* What the task requires *
Below are the records; locate each line with the word "Exploratory" and copy it.

(Extracted records)

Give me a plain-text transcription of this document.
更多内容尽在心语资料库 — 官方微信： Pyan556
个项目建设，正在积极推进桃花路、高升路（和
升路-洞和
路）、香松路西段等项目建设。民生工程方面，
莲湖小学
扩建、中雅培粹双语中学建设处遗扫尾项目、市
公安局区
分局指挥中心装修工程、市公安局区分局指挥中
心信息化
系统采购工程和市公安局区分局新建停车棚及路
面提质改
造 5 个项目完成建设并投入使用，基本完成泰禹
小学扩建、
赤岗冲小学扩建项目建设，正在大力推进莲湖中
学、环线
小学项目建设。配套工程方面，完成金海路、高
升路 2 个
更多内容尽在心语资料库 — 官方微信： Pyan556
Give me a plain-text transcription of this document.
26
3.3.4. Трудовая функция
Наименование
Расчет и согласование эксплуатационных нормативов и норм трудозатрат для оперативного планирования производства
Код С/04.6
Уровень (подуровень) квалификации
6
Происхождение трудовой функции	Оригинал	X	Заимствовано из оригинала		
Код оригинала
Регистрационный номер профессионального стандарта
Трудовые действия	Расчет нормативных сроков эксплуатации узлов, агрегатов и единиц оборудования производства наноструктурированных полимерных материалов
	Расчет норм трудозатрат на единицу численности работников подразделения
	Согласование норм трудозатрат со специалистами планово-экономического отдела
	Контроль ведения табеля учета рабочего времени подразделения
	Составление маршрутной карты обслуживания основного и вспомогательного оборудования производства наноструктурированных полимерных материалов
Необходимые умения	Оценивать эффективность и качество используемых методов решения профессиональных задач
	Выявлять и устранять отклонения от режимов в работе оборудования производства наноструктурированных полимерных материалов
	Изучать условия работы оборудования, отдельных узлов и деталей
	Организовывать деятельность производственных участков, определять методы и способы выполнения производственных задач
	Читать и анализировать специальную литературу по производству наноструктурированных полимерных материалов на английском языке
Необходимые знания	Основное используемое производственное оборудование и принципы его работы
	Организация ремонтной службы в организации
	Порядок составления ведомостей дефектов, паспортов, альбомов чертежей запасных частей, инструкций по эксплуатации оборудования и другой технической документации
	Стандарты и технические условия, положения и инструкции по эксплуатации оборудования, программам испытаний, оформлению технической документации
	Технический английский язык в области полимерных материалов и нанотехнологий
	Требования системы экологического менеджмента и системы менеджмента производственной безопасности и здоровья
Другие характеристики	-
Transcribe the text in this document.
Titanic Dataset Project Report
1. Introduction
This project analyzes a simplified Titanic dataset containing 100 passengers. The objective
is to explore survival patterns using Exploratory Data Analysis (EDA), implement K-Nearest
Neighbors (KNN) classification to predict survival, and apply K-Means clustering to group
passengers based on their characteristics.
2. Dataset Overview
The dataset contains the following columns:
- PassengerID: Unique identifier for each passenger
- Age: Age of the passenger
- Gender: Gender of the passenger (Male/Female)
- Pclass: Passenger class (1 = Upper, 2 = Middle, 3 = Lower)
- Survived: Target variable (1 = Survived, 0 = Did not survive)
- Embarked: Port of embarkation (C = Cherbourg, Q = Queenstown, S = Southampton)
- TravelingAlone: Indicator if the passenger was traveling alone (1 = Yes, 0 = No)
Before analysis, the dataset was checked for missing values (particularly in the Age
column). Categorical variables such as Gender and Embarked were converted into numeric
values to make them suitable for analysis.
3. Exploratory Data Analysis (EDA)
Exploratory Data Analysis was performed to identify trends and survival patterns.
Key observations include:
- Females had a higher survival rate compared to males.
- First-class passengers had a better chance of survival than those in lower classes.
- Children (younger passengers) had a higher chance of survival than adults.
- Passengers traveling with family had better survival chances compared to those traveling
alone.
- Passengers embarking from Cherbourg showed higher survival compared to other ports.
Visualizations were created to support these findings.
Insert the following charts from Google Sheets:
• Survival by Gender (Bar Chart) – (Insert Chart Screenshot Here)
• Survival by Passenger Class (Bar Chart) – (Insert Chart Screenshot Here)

* Completed exercise *
is to explore survival patterns using Exploratory Data Analysis (EDA), implement K-Nearest
3. Exploratory Data Analysis (EDA)
Exploratory Data Analysis was performed to identify trends and survival patterns.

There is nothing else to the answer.